Dataset entries on figures:
-------

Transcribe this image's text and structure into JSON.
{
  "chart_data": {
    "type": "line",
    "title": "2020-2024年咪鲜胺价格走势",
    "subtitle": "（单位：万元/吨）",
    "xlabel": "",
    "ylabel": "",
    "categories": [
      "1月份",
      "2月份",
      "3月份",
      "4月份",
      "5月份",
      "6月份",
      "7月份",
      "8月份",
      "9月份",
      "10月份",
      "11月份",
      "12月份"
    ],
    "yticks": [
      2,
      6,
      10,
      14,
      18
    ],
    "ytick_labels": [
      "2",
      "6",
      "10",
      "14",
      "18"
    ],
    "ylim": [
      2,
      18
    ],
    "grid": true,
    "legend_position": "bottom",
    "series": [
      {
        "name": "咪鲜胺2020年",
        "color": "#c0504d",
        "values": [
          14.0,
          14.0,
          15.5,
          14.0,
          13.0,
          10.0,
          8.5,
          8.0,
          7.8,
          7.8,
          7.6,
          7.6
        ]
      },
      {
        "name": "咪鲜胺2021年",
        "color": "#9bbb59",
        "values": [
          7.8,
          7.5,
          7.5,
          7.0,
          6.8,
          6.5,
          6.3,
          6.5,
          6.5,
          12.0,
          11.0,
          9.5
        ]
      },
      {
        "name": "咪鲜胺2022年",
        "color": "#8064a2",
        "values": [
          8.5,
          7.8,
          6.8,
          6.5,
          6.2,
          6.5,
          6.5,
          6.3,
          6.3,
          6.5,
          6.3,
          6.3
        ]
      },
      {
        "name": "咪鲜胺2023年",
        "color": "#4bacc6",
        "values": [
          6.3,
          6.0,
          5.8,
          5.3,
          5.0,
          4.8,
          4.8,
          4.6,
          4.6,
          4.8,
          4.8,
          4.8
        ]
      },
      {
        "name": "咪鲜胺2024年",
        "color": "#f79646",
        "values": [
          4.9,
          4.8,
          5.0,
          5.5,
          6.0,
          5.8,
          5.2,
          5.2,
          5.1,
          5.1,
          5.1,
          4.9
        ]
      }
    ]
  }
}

-------

* TASK REQUIREMENTS: Copy the entries above exactly, leaving none out.

* ANSWER TO THIS EXERCISE:
Transcribe this image's text and structure into JSON.
{
  "chart_data": {
    "type": "line",
    "title": "2020-2024年咪鲜胺价格走势",
    "subtitle": "（单位：万元/吨）",
    "xlabel": "",
    "ylabel": "",
    "categories": [
      "1月份",
      "2月份",
      "3月份",
      "4月份",
      "5月份",
      "6月份",
      "7月份",
      "8月份",
      "9月份",
      "10月份",
      "11月份",
      "12月份"
    ],
    "yticks": [
      2,
      6,
      10,
      14,
      18
    ],
    "ytick_labels": [
      "2",
      "6",
      "10",
      "14",
      "18"
    ],
    "ylim": [
      2,
      18
    ],
    "grid": true,
    "legend_position": "bottom",
    "series": [
      {
        "name": "咪鲜胺2020年",
        "color": "#c0504d",
        "values": [
          14.0,
          14.0,
          15.5,
          14.0,
          13.0,
          10.0,
          8.5,
          8.0,
          7.8,
          7.8,
          7.6,
          7.6
        ]
      },
      {
        "name": "咪鲜胺2021年",
        "color": "#9bbb59",
        "values": [
          7.8,
          7.5,
          7.5,
          7.0,
          6.8,
          6.5,
          6.3,
          6.5,
          6.5,
          12.0,
          11.0,
          9.5
        ]
      },
      {
        "name": "咪鲜胺2022年",
        "color": "#8064a2",
        "values": [
          8.5,
          7.8,
          6.8,
          6.5,
          6.2,
          6.5,
          6.5,
          6.3,
          6.3,
          6.5,
          6.3,
          6.3
        ]
      },
      {
        "name": "咪鲜胺2023年",
        "color": "#4bacc6",
        "values": [
          6.3,
          6.0,
          5.8,
          5.3,
          5.0,
          4.8,
          4.8,
          4.6,
          4.6,
          4.8,
          4.8,
          4.8
        ]
      },
      {
        "name": "咪鲜胺2024年",
        "color": "#f79646",
        "values": [
          4.9,
          4.8,
          5.0,
          5.5,
          6.0,
          5.8,
          5.2,
          5.2,
          5.1,
          5.1,
          5.1,
          4.9
        ]
      }
    ]
  }
}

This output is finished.